PAGE TEXT:
Shwedagon Paya

I had a rather slow start to the day today on account of two factors: 1) I had forgotten to deactivate my alarm which was set for 3.45am for me to catch my flight from Bangkok to Yangon, and 2) because I was then woken for a second time at dawn by the (very protracted) call to prayers. One was definitely not amused. On reflection, I do wish I had footage of the first sleep interuption – in hindsight it was hilarious. I woke up with a sudden start (must have been in VERY deep sleep) and for many seconds had literally no idea what was going on or where the sound was coming from. Much scrambling around to find my (otherwise defunct due to absence of international roaming) blackberry ensued.

I missed breakfast entirely and didn’t get my head into gear or tired self showered, dressed and out until almost midday so went straight for lunch/next steps travel planning. I’ve decided to miss out on Mt Kyaiktiyo (big gold rock on hill) in favour of having more time in northern Burma. Plus also more certainty of being able to spend a few days snorkelling on the Bay of Bengal. The golden rock would have eaten at least a couple of days geting there, seeing it at sunrise/set and then getting back to Yangon to transfer to the next place. Decision made.

MATERIAL SHOWN:
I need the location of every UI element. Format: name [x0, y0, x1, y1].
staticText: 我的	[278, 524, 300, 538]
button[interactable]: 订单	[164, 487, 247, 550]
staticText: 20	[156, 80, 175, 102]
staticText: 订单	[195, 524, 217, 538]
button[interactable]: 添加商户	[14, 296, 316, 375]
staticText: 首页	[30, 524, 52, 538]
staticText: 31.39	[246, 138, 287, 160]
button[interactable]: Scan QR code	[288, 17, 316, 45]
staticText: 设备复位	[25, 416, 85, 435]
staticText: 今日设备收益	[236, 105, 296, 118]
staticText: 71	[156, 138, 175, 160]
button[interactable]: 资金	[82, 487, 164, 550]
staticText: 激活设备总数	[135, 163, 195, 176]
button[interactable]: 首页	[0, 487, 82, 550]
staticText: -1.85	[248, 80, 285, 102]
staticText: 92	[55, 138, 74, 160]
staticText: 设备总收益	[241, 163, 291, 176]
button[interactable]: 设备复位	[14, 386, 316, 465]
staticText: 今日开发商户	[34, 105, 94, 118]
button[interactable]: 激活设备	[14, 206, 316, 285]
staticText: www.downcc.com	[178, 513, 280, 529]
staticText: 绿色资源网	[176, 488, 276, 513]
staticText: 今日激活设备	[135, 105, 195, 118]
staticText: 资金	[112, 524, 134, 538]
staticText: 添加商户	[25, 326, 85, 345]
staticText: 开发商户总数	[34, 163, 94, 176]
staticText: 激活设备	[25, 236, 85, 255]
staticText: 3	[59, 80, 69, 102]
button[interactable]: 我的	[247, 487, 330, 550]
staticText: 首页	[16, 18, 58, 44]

WRITTEN PROBLEM A:
Summarize the travel entry in two sentences.
WRITTEN PROBLEM B:
For each statement, answer yes or no according to the travel entry, and quote the words that decide it: (i) The alarm had been set so the writer could catch a flight from Bangkok to Yangon. (ii) The writer ate breakfast before heading out. (iii) The writer chose to visit Mt Kyaiktiyo.
WRITTEN PROBLEM C:
Print the stretch of the travel entry that begins with the words containing "I had a rather" and ends with "roaming) blackberry ensued.".
Work only from the travel entry for what comes next.

FULL SOLUTION A:
The writer was woken twice, first by an alarm left set for 3.45am and then at dawn by a long call to prayers, so they missed breakfast and did not get out until almost midday. Over lunch they decided to skip Mt Kyaiktiyo to have more time in northern Burma and more certainty of spending a few days snorkelling on the Bay of Bengal.

FULL SOLUTION B:
(i) Yes: "which was set for 3.45am for me to catch my flight from Bangkok to Yangon"
(ii) No: "I missed breakfast entirely"
(iii) No: "I’ve decided to miss out on Mt Kyaiktiyo"

FULL SOLUTION C:
I had a rather slow start to the day today on account of two factors: 1) I had forgotten to deactivate my alarm which was set for 3.45am for me to catch my flight from Bangkok to Yangon, and 2) because I was then woken for a second time at dawn by the (very protracted) call to prayers. One was definitely not amused. On reflection, I do wish I had footage of the first sleep interuption – in hindsight it was hilarious. I woke up with a sudden start (must have been in VERY deep sleep) and for many seconds had literally no idea what was going on or where the sound was coming from. Much scrambling around to find my (otherwise defunct due to absence of international roaming) blackberry ensued.